Records excerpted from a collection:
%%

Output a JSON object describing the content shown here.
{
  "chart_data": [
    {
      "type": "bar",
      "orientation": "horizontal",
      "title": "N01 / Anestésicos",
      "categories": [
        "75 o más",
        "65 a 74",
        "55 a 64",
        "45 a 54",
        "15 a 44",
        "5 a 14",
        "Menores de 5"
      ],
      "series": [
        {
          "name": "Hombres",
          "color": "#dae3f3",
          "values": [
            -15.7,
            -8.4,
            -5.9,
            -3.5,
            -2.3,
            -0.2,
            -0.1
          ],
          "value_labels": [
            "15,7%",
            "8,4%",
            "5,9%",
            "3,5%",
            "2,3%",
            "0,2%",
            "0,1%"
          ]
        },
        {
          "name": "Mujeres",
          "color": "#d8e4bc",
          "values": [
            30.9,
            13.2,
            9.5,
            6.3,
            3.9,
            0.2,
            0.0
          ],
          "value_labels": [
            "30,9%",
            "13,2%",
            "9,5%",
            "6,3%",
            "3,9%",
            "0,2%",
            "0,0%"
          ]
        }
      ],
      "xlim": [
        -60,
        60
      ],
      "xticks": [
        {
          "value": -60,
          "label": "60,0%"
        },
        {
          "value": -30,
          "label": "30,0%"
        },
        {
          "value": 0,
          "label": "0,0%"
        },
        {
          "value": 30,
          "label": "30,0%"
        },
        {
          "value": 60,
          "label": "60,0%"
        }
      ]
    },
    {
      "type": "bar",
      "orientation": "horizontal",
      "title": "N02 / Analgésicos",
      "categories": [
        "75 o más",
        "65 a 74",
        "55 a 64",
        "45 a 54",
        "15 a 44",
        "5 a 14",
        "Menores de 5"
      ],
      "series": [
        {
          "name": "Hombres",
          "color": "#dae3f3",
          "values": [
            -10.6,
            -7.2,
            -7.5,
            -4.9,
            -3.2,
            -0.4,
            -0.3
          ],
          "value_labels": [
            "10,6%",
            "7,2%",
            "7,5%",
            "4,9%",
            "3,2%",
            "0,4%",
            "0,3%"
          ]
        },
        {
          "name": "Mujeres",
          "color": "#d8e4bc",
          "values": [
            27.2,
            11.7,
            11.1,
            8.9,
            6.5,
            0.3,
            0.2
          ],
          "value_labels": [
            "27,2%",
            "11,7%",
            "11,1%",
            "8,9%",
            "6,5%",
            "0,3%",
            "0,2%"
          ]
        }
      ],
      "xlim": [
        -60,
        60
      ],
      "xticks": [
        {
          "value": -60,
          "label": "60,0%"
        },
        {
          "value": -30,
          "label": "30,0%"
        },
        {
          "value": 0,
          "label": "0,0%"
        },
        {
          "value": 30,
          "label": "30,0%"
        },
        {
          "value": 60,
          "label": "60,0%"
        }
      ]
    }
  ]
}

%%

> [What you are asked to do]: Copy all the records above exactly, missing none.

> [Result for this task]:
Output a JSON object describing the content shown here.
{
  "chart_data": [
    {
      "type": "bar",
      "orientation": "horizontal",
      "title": "N01 / Anestésicos",
      "categories": [
        "75 o más",
        "65 a 74",
        "55 a 64",
        "45 a 54",
        "15 a 44",
        "5 a 14",
        "Menores de 5"
      ],
      "series": [
        {
          "name": "Hombres",
          "color": "#dae3f3",
          "values": [
            -15.7,
            -8.4,
            -5.9,
            -3.5,
            -2.3,
            -0.2,
            -0.1
          ],
          "value_labels": [
            "15,7%",
            "8,4%",
            "5,9%",
            "3,5%",
            "2,3%",
            "0,2%",
            "0,1%"
          ]
        },
        {
          "name": "Mujeres",
          "color": "#d8e4bc",
          "values": [
            30.9,
            13.2,
            9.5,
            6.3,
            3.9,
            0.2,
            0.0
          ],
          "value_labels": [
            "30,9%",
            "13,2%",
            "9,5%",
            "6,3%",
            "3,9%",
            "0,2%",
            "0,0%"
          ]
        }
      ],
      "xlim": [
        -60,
        60
      ],
      "xticks": [
        {
          "value": -60,
          "label": "60,0%"
        },
        {
          "value": -30,
          "label": "30,0%"
        },
        {
          "value": 0,
          "label": "0,0%"
        },
        {
          "value": 30,
          "label": "30,0%"
        },
        {
          "value": 60,
          "label": "60,0%"
        }
      ]
    },
    {
      "type": "bar",
      "orientation": "horizontal",
      "title": "N02 / Analgésicos",
      "categories": [
        "75 o más",
        "65 a 74",
        "55 a 64",
        "45 a 54",
        "15 a 44",
        "5 a 14",
        "Menores de 5"
      ],
      "series": [
        {
          "name": "Hombres",
          "color": "#dae3f3",
          "values": [
            -10.6,
            -7.2,
            -7.5,
            -4.9,
            -3.2,
            -0.4,
            -0.3
          ],
          "value_labels": [
            "10,6%",
            "7,2%",
            "7,5%",
            "4,9%",
            "3,2%",
            "0,4%",
            "0,3%"
          ]
        },
        {
          "name": "Mujeres",
          "color": "#d8e4bc",
          "values": [
            27.2,
            11.7,
            11.1,
            8.9,
            6.5,
            0.3,
            0.2
          ],
          "value_labels": [
            "27,2%",
            "11,7%",
            "11,1%",
            "8,9%",
            "6,5%",
            "0,3%",
            "0,2%"
          ]
        }
      ],
      "xlim": [
        -60,
        60
      ],
      "xticks": [
        {
          "value": -60,
          "label": "60,0%"
        },
        {
          "value": -30,
          "label": "30,0%"
        },
        {
          "value": 0,
          "label": "0,0%"
        },
        {
          "value": 30,
          "label": "30,0%"
        },
        {
          "value": 60,
          "label": "60,0%"
        }
      ]
    }
  ]
}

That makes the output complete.